§ Supplied data
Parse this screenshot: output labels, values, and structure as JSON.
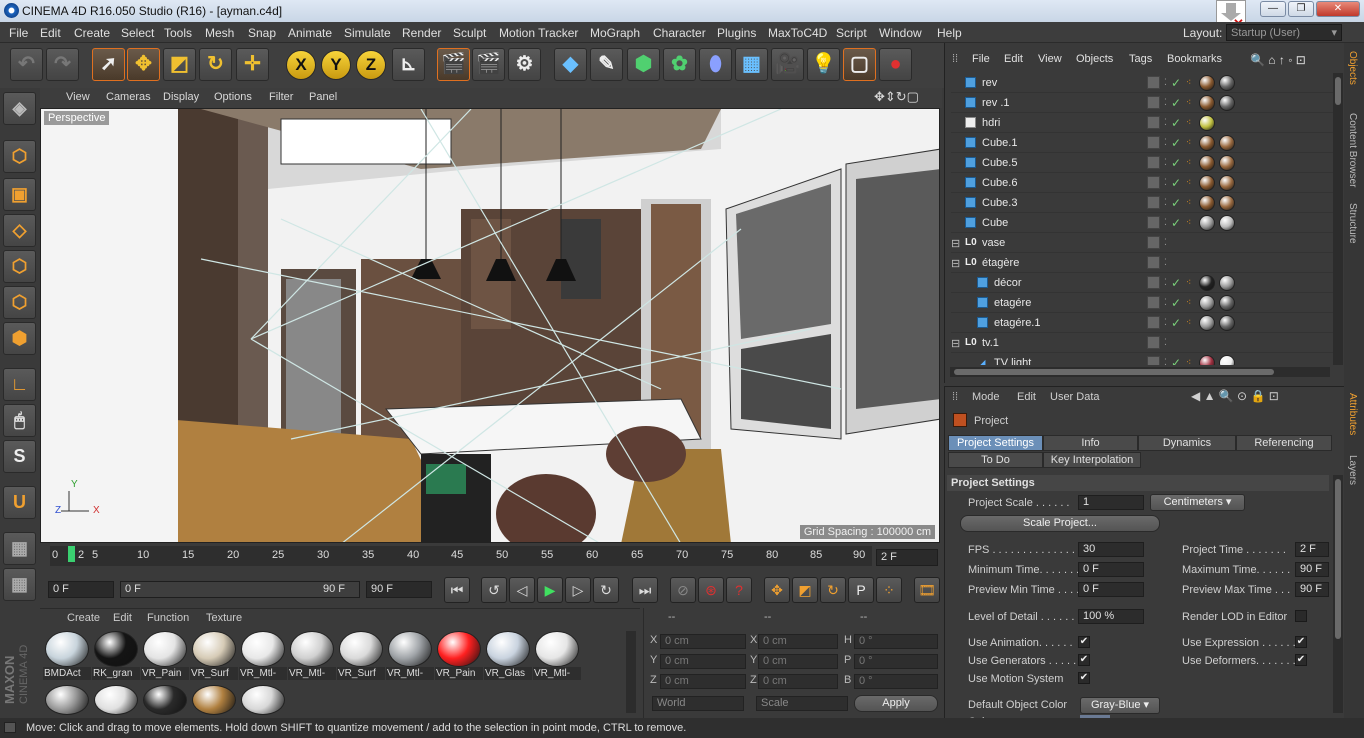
{
  "window": {
    "title": "CINEMA 4D R16.050 Studio (R16) - [ayman.c4d]"
  },
  "menu": [
    "File",
    "Edit",
    "Create",
    "Select",
    "Tools",
    "Mesh",
    "Snap",
    "Animate",
    "Simulate",
    "Render",
    "Sculpt",
    "Motion Tracker",
    "MoGraph",
    "Character",
    "Plugins",
    "MaxToC4D",
    "Script",
    "Window",
    "Help"
  ],
  "layout": {
    "label": "Layout:",
    "value": "Startup (User)"
  },
  "viewport": {
    "menu": [
      "View",
      "Cameras",
      "Display",
      "Options",
      "Filter",
      "Panel"
    ],
    "camera_label": "Perspective",
    "grid_spacing": "Grid Spacing : 100000 cm",
    "axis": {
      "y": "Y",
      "z": "Z",
      "x": "X"
    }
  },
  "timeline": {
    "ticks": [
      "0",
      "2",
      "5",
      "10",
      "15",
      "20",
      "25",
      "30",
      "35",
      "40",
      "45",
      "50",
      "55",
      "60",
      "65",
      "70",
      "75",
      "80",
      "85",
      "90"
    ],
    "current_frame": "2 F"
  },
  "playback": {
    "start": "0 F",
    "range_start": "0 F",
    "range_end": "90 F",
    "end": "90 F"
  },
  "material_manager": {
    "menu": [
      "Create",
      "Edit",
      "Function",
      "Texture"
    ],
    "materials": [
      {
        "name": "BMDAct",
        "color": "#c8d4dc"
      },
      {
        "name": "RK_gran",
        "color": "#141414"
      },
      {
        "name": "VR_Pain",
        "color": "#e4e4e4"
      },
      {
        "name": "VR_Surf",
        "color": "#d6cbb6"
      },
      {
        "name": "VR_Mtl-",
        "color": "#e8e8e8"
      },
      {
        "name": "VR_Mtl-",
        "color": "#d0d0d0"
      },
      {
        "name": "VR_Surf",
        "color": "#dadada"
      },
      {
        "name": "VR_Mtl-",
        "color": "#a0a4a8"
      },
      {
        "name": "VR_Pain",
        "color": "#ff2020"
      },
      {
        "name": "VR_Glas",
        "color": "#c9d3df"
      },
      {
        "name": "VR_Mtl-",
        "color": "#e6e6e6"
      }
    ],
    "row2_colors": [
      "#9a9a9a",
      "#e0e0e0",
      "#2a2a2a",
      "#b08040",
      "#d8d8d8"
    ]
  },
  "maxon": {
    "brand": "MAXON",
    "product": "CINEMA 4D"
  },
  "coordinates": {
    "header": [
      "--",
      "--",
      "--"
    ],
    "rows": [
      {
        "a": "X",
        "v1": "0 cm",
        "b": "X",
        "v2": "0 cm",
        "c": "H",
        "v3": "0 °"
      },
      {
        "a": "Y",
        "v1": "0 cm",
        "b": "Y",
        "v2": "0 cm",
        "c": "P",
        "v3": "0 °"
      },
      {
        "a": "Z",
        "v1": "0 cm",
        "b": "Z",
        "v2": "0 cm",
        "c": "B",
        "v3": "0 °"
      }
    ],
    "world": "World",
    "scale": "Scale",
    "apply": "Apply"
  },
  "object_manager": {
    "menu": [
      "File",
      "Edit",
      "View",
      "Objects",
      "Tags",
      "Bookmarks"
    ],
    "objects": [
      {
        "name": "rev",
        "type": "poly",
        "indent": 0,
        "tags": [
          "#8a5a30",
          "#666"
        ]
      },
      {
        "name": "rev .1",
        "type": "poly",
        "indent": 0,
        "tags": [
          "#8a5a30",
          "#666"
        ]
      },
      {
        "name": "hdri",
        "type": "sky",
        "indent": 0,
        "tags": [
          "#c0c040"
        ]
      },
      {
        "name": "Cube.1",
        "type": "poly",
        "indent": 0,
        "tags": [
          "#8a5a30",
          "#9a6a40"
        ]
      },
      {
        "name": "Cube.5",
        "type": "poly",
        "indent": 0,
        "tags": [
          "#8a5a30",
          "#9a6a40"
        ]
      },
      {
        "name": "Cube.6",
        "type": "poly",
        "indent": 0,
        "tags": [
          "#8a5a30",
          "#9a6a40"
        ]
      },
      {
        "name": "Cube.3",
        "type": "poly",
        "indent": 0,
        "tags": [
          "#8a5a30",
          "#9a6a40"
        ]
      },
      {
        "name": "Cube",
        "type": "poly",
        "indent": 0,
        "tags": [
          "#999",
          "#bbb"
        ]
      },
      {
        "name": "vase",
        "type": "null",
        "indent": 0,
        "tags": []
      },
      {
        "name": "étagère",
        "type": "null",
        "indent": 0,
        "tags": []
      },
      {
        "name": "décor",
        "type": "poly",
        "indent": 1,
        "tags": [
          "#222",
          "#999"
        ]
      },
      {
        "name": "etagére",
        "type": "poly",
        "indent": 1,
        "tags": [
          "#999",
          "#666"
        ]
      },
      {
        "name": "etagére.1",
        "type": "poly",
        "indent": 1,
        "tags": [
          "#999",
          "#666"
        ]
      },
      {
        "name": "tv.1",
        "type": "null",
        "indent": 0,
        "tags": []
      },
      {
        "name": "TV light",
        "type": "light",
        "indent": 1,
        "tags": [
          "#a03040",
          "#eee"
        ]
      }
    ]
  },
  "attribute_manager": {
    "menu": [
      "Mode",
      "Edit",
      "User Data"
    ],
    "object": "Project",
    "tabs_row1": [
      "Project Settings",
      "Info",
      "Dynamics",
      "Referencing"
    ],
    "tabs_row2": [
      "To Do",
      "Key Interpolation"
    ],
    "section": "Project Settings",
    "project_scale": {
      "label": "Project Scale . . . . . .",
      "value": "1",
      "unit": "Centimeters"
    },
    "scale_button": "Scale Project...",
    "fps": {
      "label": "FPS . . . . . . . . . . . . . .",
      "value": "30"
    },
    "project_time": {
      "label": "Project Time . . . . . . .",
      "value": "2 F"
    },
    "min_time": {
      "label": "Minimum Time. . . . . . .",
      "value": "0 F"
    },
    "max_time": {
      "label": "Maximum Time. . . . . .",
      "value": "90 F"
    },
    "preview_min": {
      "label": "Preview Min Time . . . .",
      "value": "0 F"
    },
    "preview_max": {
      "label": "Preview Max Time . . .",
      "value": "90 F"
    },
    "lod": {
      "label": "Level of Detail . . . . . .",
      "value": "100 %"
    },
    "render_lod": "Render LOD in Editor",
    "use_animation": "Use Animation. . . . . .",
    "use_expression": "Use Expression . . . . . .",
    "use_generators": "Use Generators . . . . .",
    "use_deformers": "Use Deformers. . . . . . .",
    "use_motion": "Use Motion System",
    "default_color": {
      "label": "Default Object Color",
      "value": "Gray-Blue"
    },
    "color_label": "Color"
  },
  "right_tabs": {
    "top": [
      "Objects",
      "Content Browser",
      "Structure"
    ],
    "bottom": [
      "Attributes",
      "Layers"
    ]
  },
  "status": "Move: Click and drag to move elements. Hold down SHIFT to quantize movement / add to the selection in point mode, CTRL to remove."
}
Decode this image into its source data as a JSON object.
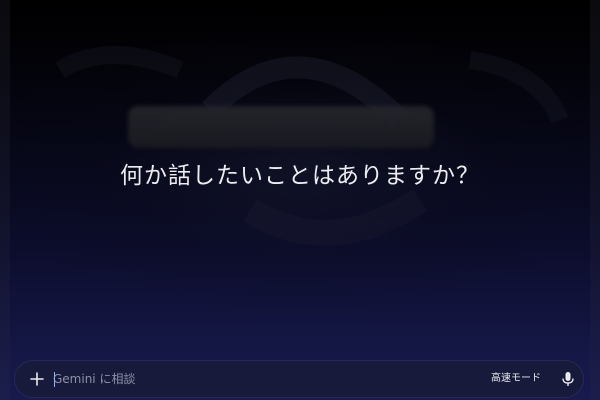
{
  "main": {
    "headline": "何か話したいことはありますか？"
  },
  "composer": {
    "add_icon": "plus-icon",
    "placeholder": "Gemini に相談",
    "value": "",
    "mode_label": "高速モード",
    "mic_icon": "microphone-icon"
  },
  "colors": {
    "background_top": "#000000",
    "background_bottom": "#181a4e",
    "composer_bg": "#171a3a",
    "text": "#ececf1",
    "placeholder": "#8e90a6",
    "caret": "#8ab4f8"
  }
}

§ What you are asked to do
Drop the pictures, then write out only the lines running from the one containing "Decode this image" through the last line above, both included, exactly.

§ Result
Decode this image into its source data as a JSON object.
{
  "main": {
    "headline": "何か話したいことはありますか？"
  },
  "composer": {
    "add_icon": "plus-icon",
    "placeholder": "Gemini に相談",
    "value": "",
    "mode_label": "高速モード",
    "mic_icon": "microphone-icon"
  },
  "colors": {
    "background_top": "#000000",
    "background_bottom": "#181a4e",
    "composer_bg": "#171a3a",
    "text": "#ececf1",
    "placeholder": "#8e90a6",
    "caret": "#8ab4f8"
  }
}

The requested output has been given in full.